TASK BRIEF | From the entries that follow, list every line in which the string "text" appears.

EXERCISE MATERIALS |
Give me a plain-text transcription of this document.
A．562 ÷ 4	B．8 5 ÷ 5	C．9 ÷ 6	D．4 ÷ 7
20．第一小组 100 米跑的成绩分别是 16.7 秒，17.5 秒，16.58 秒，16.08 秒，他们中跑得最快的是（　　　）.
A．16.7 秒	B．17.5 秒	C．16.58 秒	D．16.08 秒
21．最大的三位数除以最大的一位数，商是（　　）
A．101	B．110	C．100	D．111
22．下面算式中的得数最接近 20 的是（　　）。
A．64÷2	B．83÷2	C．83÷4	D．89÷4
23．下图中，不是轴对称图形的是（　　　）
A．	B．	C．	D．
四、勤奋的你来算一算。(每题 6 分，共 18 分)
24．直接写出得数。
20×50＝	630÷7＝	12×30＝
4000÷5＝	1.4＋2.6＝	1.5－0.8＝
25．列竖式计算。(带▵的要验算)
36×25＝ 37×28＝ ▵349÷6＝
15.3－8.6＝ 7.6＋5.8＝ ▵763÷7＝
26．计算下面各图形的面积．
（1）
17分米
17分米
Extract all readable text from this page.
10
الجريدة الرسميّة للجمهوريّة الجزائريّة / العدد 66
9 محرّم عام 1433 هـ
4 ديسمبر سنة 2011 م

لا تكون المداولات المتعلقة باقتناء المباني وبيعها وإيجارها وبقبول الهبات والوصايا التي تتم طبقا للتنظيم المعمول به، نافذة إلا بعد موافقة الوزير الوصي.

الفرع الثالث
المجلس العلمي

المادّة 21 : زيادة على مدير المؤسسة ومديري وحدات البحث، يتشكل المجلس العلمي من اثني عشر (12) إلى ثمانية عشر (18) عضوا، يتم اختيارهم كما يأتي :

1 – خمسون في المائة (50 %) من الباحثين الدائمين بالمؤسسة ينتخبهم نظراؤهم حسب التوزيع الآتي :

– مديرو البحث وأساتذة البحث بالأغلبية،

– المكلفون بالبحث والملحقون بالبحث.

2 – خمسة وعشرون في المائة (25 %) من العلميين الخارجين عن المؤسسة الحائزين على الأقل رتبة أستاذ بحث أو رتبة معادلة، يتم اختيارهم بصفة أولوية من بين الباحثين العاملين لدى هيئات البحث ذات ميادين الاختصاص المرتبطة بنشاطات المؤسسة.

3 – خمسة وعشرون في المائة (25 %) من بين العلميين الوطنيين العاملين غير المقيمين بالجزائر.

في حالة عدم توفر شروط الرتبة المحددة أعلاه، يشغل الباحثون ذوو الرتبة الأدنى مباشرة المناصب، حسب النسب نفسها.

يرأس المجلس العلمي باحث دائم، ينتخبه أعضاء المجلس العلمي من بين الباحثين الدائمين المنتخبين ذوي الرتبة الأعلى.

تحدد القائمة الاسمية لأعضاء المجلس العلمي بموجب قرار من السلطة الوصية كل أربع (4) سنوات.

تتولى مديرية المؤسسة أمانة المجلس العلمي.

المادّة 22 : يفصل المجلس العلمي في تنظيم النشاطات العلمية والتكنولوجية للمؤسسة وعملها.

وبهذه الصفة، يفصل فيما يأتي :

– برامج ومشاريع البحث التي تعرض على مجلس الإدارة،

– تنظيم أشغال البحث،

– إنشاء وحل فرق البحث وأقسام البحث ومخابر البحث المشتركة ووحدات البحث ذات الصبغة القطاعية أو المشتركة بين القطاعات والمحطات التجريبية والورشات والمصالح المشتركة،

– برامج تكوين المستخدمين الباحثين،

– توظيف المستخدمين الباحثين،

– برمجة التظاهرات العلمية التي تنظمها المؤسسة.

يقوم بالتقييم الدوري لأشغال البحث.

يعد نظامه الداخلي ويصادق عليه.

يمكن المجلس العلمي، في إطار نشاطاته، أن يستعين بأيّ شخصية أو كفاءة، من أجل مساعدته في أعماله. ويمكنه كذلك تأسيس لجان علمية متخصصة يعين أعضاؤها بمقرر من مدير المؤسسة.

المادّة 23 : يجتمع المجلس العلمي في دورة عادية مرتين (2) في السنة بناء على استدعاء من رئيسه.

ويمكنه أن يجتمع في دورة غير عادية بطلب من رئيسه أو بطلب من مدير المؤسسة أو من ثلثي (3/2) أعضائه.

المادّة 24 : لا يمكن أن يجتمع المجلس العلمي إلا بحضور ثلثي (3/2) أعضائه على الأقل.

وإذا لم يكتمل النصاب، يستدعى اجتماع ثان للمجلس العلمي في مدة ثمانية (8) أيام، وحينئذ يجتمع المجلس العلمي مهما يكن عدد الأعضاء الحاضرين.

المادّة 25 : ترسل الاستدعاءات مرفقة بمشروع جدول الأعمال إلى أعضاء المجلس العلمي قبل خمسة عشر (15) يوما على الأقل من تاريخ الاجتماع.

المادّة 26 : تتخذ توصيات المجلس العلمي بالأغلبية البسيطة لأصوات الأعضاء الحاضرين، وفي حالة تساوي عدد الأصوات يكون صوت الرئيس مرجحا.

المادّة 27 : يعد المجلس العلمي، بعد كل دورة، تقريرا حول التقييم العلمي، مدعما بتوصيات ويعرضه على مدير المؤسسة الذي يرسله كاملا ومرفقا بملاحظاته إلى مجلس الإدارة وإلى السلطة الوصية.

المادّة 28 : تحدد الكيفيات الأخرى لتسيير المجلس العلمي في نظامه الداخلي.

SOLUTION TO THIS EXERCISE |
Give me a plain-text transcription of this document.
Extract all readable text from this page.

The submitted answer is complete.